**Provided entries:**
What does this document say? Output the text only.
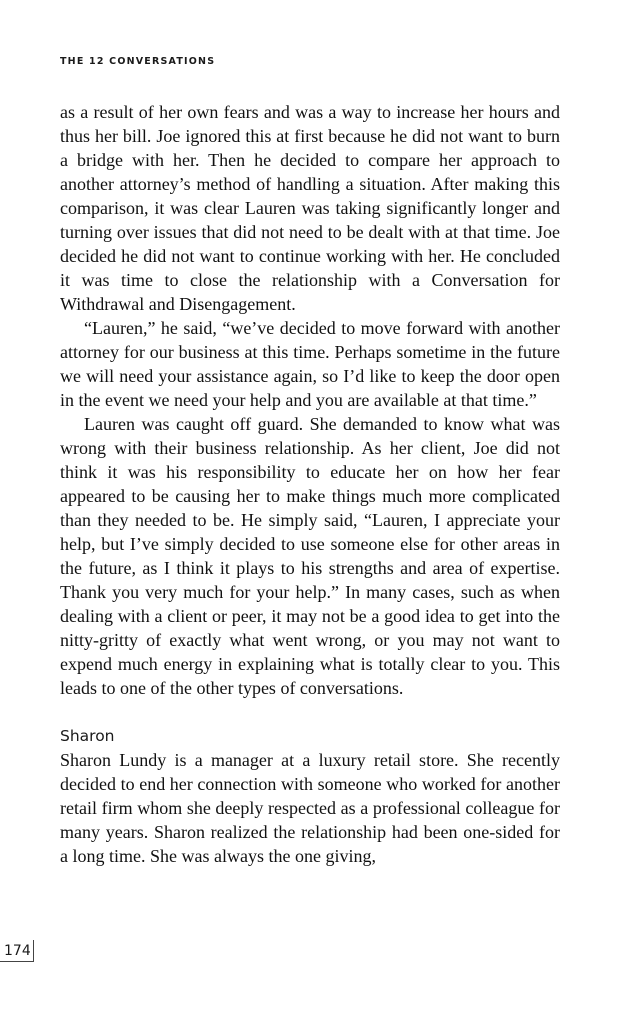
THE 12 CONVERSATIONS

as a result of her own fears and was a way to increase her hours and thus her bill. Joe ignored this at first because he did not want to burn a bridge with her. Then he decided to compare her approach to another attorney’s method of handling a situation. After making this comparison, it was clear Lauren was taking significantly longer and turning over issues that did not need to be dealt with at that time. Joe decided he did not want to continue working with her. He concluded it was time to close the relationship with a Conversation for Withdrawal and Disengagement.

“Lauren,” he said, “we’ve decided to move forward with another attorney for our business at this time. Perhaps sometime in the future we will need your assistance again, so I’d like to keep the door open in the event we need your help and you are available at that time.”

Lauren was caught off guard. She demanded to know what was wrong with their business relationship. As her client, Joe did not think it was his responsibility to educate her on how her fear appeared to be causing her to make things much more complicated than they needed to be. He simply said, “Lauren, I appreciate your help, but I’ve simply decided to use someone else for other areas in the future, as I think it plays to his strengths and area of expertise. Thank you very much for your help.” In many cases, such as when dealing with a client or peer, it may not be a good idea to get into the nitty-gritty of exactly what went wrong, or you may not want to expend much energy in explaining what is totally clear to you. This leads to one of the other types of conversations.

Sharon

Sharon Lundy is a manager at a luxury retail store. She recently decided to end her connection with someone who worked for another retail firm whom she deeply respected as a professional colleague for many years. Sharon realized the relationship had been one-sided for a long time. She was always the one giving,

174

---

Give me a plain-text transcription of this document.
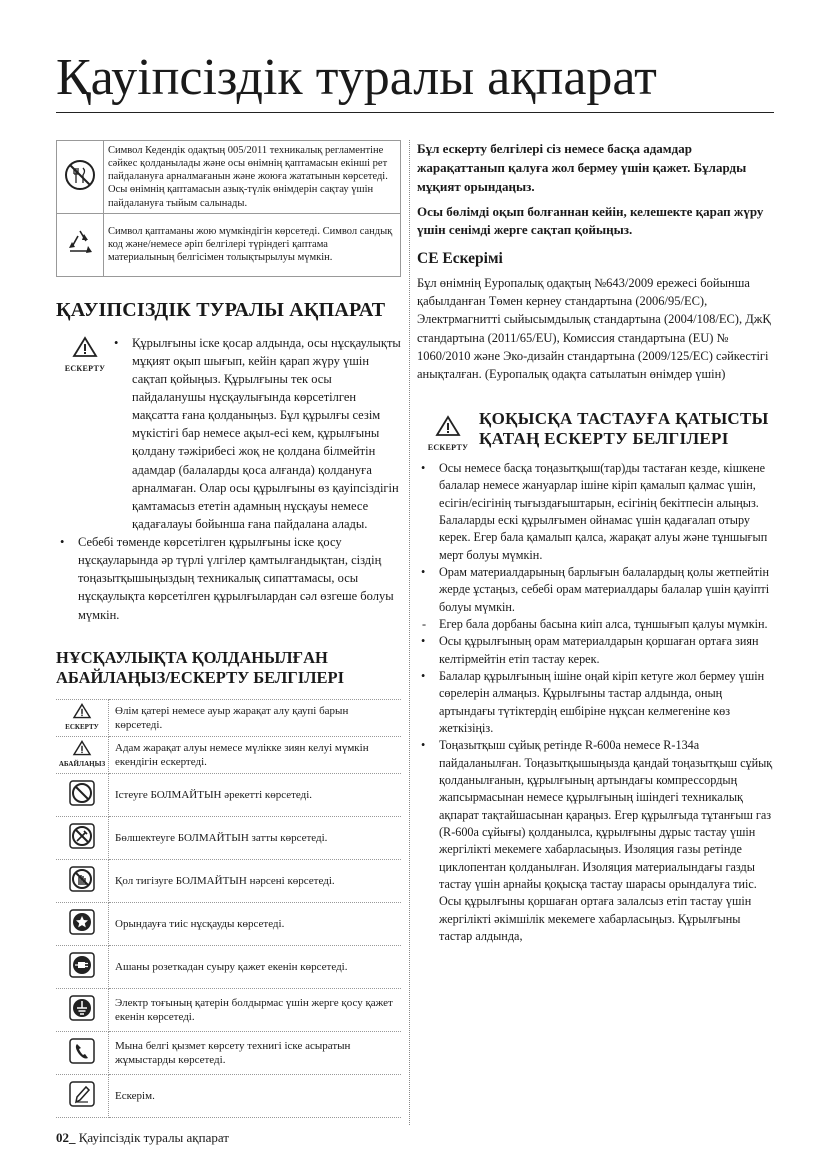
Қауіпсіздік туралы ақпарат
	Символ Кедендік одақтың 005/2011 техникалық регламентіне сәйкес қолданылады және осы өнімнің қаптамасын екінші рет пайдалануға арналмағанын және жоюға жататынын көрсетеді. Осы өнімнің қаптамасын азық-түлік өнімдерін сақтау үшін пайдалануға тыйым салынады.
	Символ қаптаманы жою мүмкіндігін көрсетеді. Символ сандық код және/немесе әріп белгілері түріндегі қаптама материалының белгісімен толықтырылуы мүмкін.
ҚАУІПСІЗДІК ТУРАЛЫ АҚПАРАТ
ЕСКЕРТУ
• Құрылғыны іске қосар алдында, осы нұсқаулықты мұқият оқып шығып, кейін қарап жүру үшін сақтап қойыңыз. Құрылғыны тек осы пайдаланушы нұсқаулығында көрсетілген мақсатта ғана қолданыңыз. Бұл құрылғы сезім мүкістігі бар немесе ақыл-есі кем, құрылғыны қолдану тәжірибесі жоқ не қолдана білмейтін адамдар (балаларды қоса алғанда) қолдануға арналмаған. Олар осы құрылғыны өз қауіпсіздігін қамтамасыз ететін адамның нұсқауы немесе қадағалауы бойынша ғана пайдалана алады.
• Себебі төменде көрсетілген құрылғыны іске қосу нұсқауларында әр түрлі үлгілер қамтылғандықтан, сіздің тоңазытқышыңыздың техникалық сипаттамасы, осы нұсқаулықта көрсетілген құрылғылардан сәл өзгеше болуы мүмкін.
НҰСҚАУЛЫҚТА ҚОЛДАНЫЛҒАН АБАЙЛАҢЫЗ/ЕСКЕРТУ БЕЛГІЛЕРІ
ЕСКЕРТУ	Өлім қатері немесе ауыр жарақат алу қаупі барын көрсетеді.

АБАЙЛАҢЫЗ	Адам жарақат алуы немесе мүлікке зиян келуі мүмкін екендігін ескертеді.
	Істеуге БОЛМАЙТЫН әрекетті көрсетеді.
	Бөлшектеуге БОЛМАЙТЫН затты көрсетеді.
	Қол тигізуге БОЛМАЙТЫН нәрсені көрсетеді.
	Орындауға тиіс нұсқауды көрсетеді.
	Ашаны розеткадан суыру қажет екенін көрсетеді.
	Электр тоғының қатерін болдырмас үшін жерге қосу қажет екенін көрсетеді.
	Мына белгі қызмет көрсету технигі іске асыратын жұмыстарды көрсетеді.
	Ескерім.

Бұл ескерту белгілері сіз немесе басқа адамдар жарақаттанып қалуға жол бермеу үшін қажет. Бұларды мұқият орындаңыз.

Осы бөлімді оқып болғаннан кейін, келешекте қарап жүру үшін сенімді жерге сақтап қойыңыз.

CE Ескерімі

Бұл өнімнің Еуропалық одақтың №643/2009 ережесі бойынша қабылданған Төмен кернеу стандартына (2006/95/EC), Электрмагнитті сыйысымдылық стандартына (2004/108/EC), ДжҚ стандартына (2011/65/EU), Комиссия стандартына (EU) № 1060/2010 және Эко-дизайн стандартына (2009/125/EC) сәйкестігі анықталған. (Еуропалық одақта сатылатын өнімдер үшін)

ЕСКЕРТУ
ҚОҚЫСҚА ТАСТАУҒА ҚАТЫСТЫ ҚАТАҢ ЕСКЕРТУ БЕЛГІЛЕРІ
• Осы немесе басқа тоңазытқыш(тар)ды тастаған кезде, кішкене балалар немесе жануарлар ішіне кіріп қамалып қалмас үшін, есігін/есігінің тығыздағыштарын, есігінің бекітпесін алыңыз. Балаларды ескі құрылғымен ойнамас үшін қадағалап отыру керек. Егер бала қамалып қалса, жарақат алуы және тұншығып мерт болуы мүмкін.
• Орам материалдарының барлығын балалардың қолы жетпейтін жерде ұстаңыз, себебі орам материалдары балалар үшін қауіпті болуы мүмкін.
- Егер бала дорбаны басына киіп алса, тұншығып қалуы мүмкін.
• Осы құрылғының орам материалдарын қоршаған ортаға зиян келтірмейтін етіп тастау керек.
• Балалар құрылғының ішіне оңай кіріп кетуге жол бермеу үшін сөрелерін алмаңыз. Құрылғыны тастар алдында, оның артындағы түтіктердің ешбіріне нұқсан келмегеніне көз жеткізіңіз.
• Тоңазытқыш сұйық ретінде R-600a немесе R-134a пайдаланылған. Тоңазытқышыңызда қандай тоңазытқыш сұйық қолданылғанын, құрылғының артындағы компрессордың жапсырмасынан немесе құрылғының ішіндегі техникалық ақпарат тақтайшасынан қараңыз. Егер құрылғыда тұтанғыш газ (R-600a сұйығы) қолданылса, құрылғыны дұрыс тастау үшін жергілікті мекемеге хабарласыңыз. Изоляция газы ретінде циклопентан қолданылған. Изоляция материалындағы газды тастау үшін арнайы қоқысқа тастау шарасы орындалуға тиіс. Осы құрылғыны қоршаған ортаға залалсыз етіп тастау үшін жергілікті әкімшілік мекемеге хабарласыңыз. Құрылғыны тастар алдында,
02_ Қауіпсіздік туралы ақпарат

**Problem description:**
Sift the material for lines with the string "мүмкін". Copy each one found.

**Output of the task:**
	Символ қаптаманы жою мүмкіндігін көрсетеді. Символ сандық код және/немесе әріп белгілері түріндегі қаптама материалының белгісімен толықтырылуы мүмкін.
• Себебі төменде көрсетілген құрылғыны іске қосу нұсқауларында әр түрлі үлгілер қамтылғандықтан, сіздің тоңазытқышыңыздың техникалық сипаттамасы, осы нұсқаулықта көрсетілген құрылғылардан сәл өзгеше болуы мүмкін.
АБАЙЛАҢЫЗ	Адам жарақат алуы немесе мүлікке зиян келуі мүмкін екендігін ескертеді.
• Осы немесе басқа тоңазытқыш(тар)ды тастаған кезде, кішкене балалар немесе жануарлар ішіне кіріп қамалып қалмас үшін, есігін/есігінің тығыздағыштарын, есігінің бекітпесін алыңыз. Балаларды ескі құрылғымен ойнамас үшін қадағалап отыру керек. Егер бала қамалып қалса, жарақат алуы және тұншығып мерт болуы мүмкін.
• Орам материалдарының барлығын балалардың қолы жетпейтін жерде ұстаңыз, себебі орам материалдары балалар үшін қауіпті болуы мүмкін.
- Егер бала дорбаны басына киіп алса, тұншығып қалуы мүмкін.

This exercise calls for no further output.